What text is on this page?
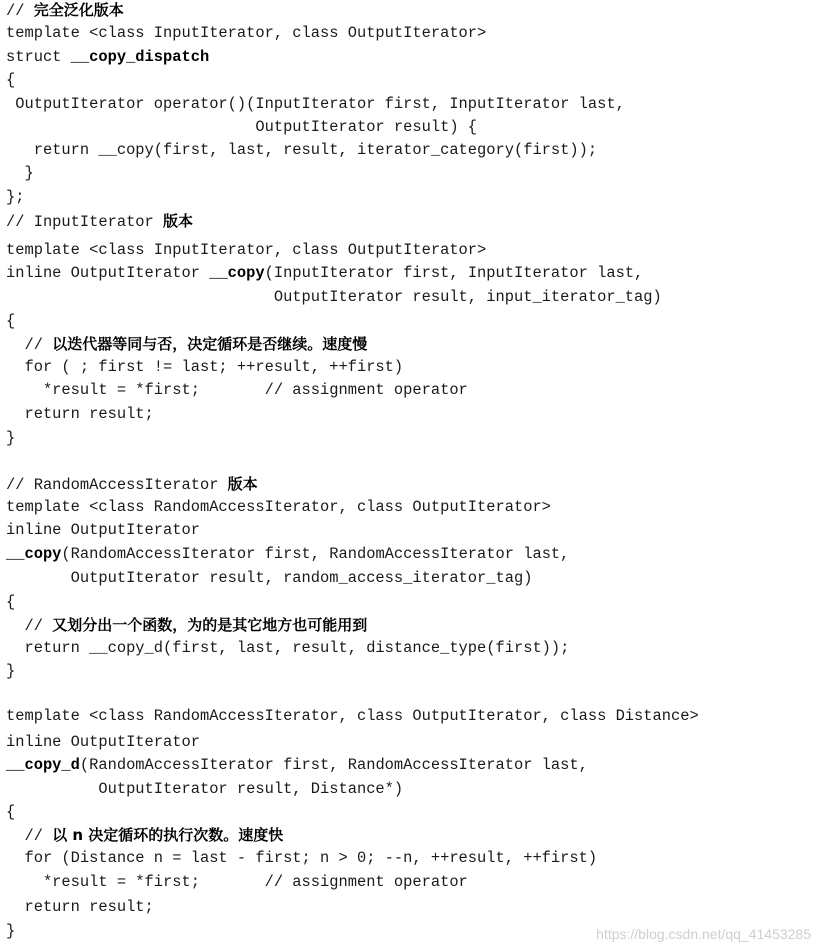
// 完全泛化版本
template <class InputIterator, class OutputIterator>
struct __copy_dispatch
{
OutputIterator operator()(InputIterator first, InputIterator last,
OutputIterator result) {
return __copy(first, last, result, iterator_category(first));
}
};
// InputIterator 版本
template <class InputIterator, class OutputIterator>
inline OutputIterator __copy(InputIterator first, InputIterator last,
OutputIterator result, input_iterator_tag)
{
// 以迭代器等同与否，决定循环是否继续。速度慢
for ( ; first != last; ++result, ++first)
*result = *first;       // assignment operator
return result;
}
// RandomAccessIterator 版本
template <class RandomAccessIterator, class OutputIterator>
inline OutputIterator
__copy(RandomAccessIterator first, RandomAccessIterator last,
OutputIterator result, random_access_iterator_tag)
{
// 又划分出一个函数，为的是其它地方也可能用到
return __copy_d(first, last, result, distance_type(first));
}
template <class RandomAccessIterator, class OutputIterator, class Distance>
inline OutputIterator
__copy_d(RandomAccessIterator first, RandomAccessIterator last,
OutputIterator result, Distance*)
{
// 以 n 决定循环的执行次数。速度快
for (Distance n = last - first; n > 0; --n, ++result, ++first)
*result = *first;       // assignment operator
return result;
}	https://blog.csdn.net/qq_41453285
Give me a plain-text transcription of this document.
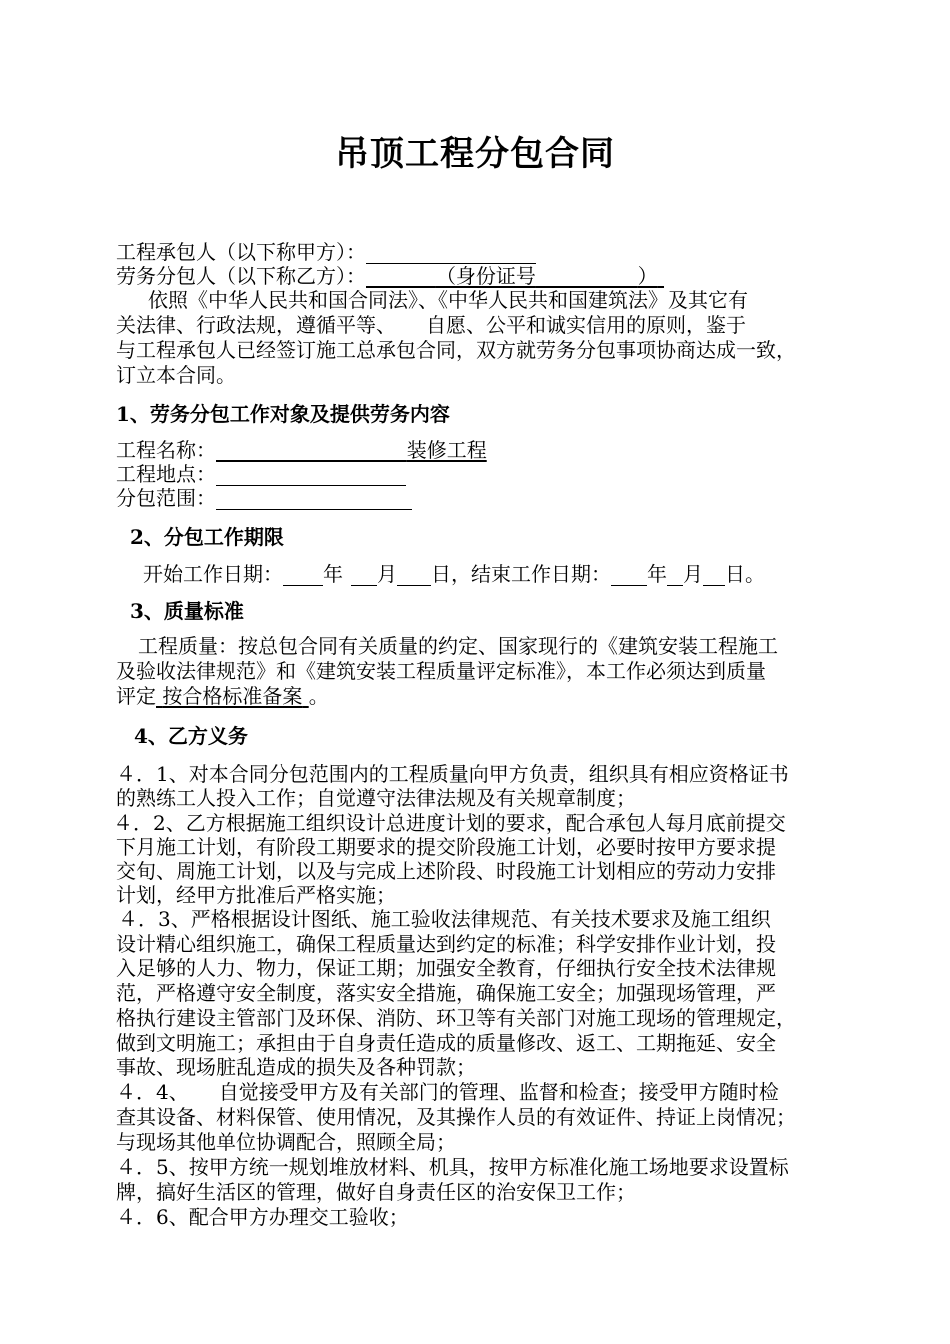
吊顶工程分包合同
工程承包人（以下称甲方）：
劳务分包人（以下称乙方）：	（身份证号	）
依照《中华人民共和国合同法》、《中华人民共和国建筑法》及其它有
关法律、行政法规，遵循平等、　　自愿、公平和诚实信用的原则，鉴于
与工程承包人已经签订施工总承包合同，双方就劳务分包事项协商达成一致，
订立本合同。
1、劳务分包工作对象及提供劳务内容
工程名称：	装修工程
工程地点：
分包范围：
2、分包工作期限
开始工作日期： 年 月 日，结束工作日期： 年 月 日。
3、质量标准
工程质量：按总包合同有关质量的约定、国家现行的《建筑安装工程施工
及验收法律规范》和《建筑安装工程质量评定标准》，本工作必须达到质量
评定 按合格标准备案 。
4、乙方义务
４．1、对本合同分包范围内的工程质量向甲方负责，组织具有相应资格证书
的熟练工人投入工作；自觉遵守法律法规及有关规章制度；
４．2、乙方根据施工组织设计总进度计划的要求，配合承包人每月底前提交
下月施工计划，有阶段工期要求的提交阶段施工计划，必要时按甲方要求提
交旬、周施工计划，以及与完成上述阶段、时段施工计划相应的劳动力安排
计划，经甲方批准后严格实施；
４．3、严格根据设计图纸、施工验收法律规范、有关技术要求及施工组织
设计精心组织施工，确保工程质量达到约定的标准；科学安排作业计划，投
入足够的人力、物力，保证工期；加强安全教育，仔细执行安全技术法律规
范，严格遵守安全制度，落实安全措施，确保施工安全；加强现场管理，严
格执行建设主管部门及环保、消防、环卫等有关部门对施工现场的管理规定，
做到文明施工；承担由于自身责任造成的质量修改、返工、工期拖延、安全
事故、现场脏乱造成的损失及各种罚款；
４．4、　　自觉接受甲方及有关部门的管理、监督和检查；接受甲方随时检
查其设备、材料保管、使用情况，及其操作人员的有效证件、持证上岗情况；
与现场其他单位协调配合，照顾全局；
４．5、按甲方统一规划堆放材料、机具，按甲方标准化施工场地要求设置标
牌，搞好生活区的管理，做好自身责任区的治安保卫工作；
４．6、配合甲方办理交工验收；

◆ ◆ ◆ ◆ ◆

PROBLEM DETAILS
Transcribe the full listing character for character. Pictures are excluded.

COMPLETE RESPONSE
What text is on this page?
// 完全泛化版本
template <class InputIterator, class OutputIterator>
struct __copy_dispatch
{
OutputIterator operator()(InputIterator first, InputIterator last,
OutputIterator result) {
return __copy(first, last, result, iterator_category(first));
}
};
// InputIterator 版本
template <class InputIterator, class OutputIterator>
inline OutputIterator __copy(InputIterator first, InputIterator last,
OutputIterator result, input_iterator_tag)
{
// 以迭代器等同与否，决定循环是否继续。速度慢
for ( ; first != last; ++result, ++first)
*result = *first;       // assignment operator
return result;
}
// RandomAccessIterator 版本
template <class RandomAccessIterator, class OutputIterator>
inline OutputIterator
__copy(RandomAccessIterator first, RandomAccessIterator last,
OutputIterator result, random_access_iterator_tag)
{
// 又划分出一个函数，为的是其它地方也可能用到
return __copy_d(first, last, result, distance_type(first));
}
template <class RandomAccessIterator, class OutputIterator, class Distance>
inline OutputIterator
__copy_d(RandomAccessIterator first, RandomAccessIterator last,
OutputIterator result, Distance*)
{
// 以 n 决定循环的执行次数。速度快
for (Distance n = last - first; n > 0; --n, ++result, ++first)
*result = *first;       // assignment operator
return result;
}	https://blog.csdn.net/qq_41453285
Give me a plain-text transcription of this document.
吊顶工程分包合同
工程承包人（以下称甲方）：
劳务分包人（以下称乙方）：	（身份证号	）
依照《中华人民共和国合同法》、《中华人民共和国建筑法》及其它有
关法律、行政法规，遵循平等、　　自愿、公平和诚实信用的原则，鉴于
与工程承包人已经签订施工总承包合同，双方就劳务分包事项协商达成一致，
订立本合同。
1、劳务分包工作对象及提供劳务内容
工程名称：	装修工程
工程地点：
分包范围：
2、分包工作期限
开始工作日期： 年 月 日，结束工作日期： 年 月 日。
3、质量标准
工程质量：按总包合同有关质量的约定、国家现行的《建筑安装工程施工
及验收法律规范》和《建筑安装工程质量评定标准》，本工作必须达到质量
评定 按合格标准备案 。
4、乙方义务
４．1、对本合同分包范围内的工程质量向甲方负责，组织具有相应资格证书
的熟练工人投入工作；自觉遵守法律法规及有关规章制度；
４．2、乙方根据施工组织设计总进度计划的要求，配合承包人每月底前提交
下月施工计划，有阶段工期要求的提交阶段施工计划，必要时按甲方要求提
交旬、周施工计划，以及与完成上述阶段、时段施工计划相应的劳动力安排
计划，经甲方批准后严格实施；
４．3、严格根据设计图纸、施工验收法律规范、有关技术要求及施工组织
设计精心组织施工，确保工程质量达到约定的标准；科学安排作业计划，投
入足够的人力、物力，保证工期；加强安全教育，仔细执行安全技术法律规
范，严格遵守安全制度，落实安全措施，确保施工安全；加强现场管理，严
格执行建设主管部门及环保、消防、环卫等有关部门对施工现场的管理规定，
做到文明施工；承担由于自身责任造成的质量修改、返工、工期拖延、安全
事故、现场脏乱造成的损失及各种罚款；
４．4、　　自觉接受甲方及有关部门的管理、监督和检查；接受甲方随时检
查其设备、材料保管、使用情况，及其操作人员的有效证件、持证上岗情况；
与现场其他单位协调配合，照顾全局；
４．5、按甲方统一规划堆放材料、机具，按甲方标准化施工场地要求设置标
牌，搞好生活区的管理，做好自身责任区的治安保卫工作；
４．6、配合甲方办理交工验收；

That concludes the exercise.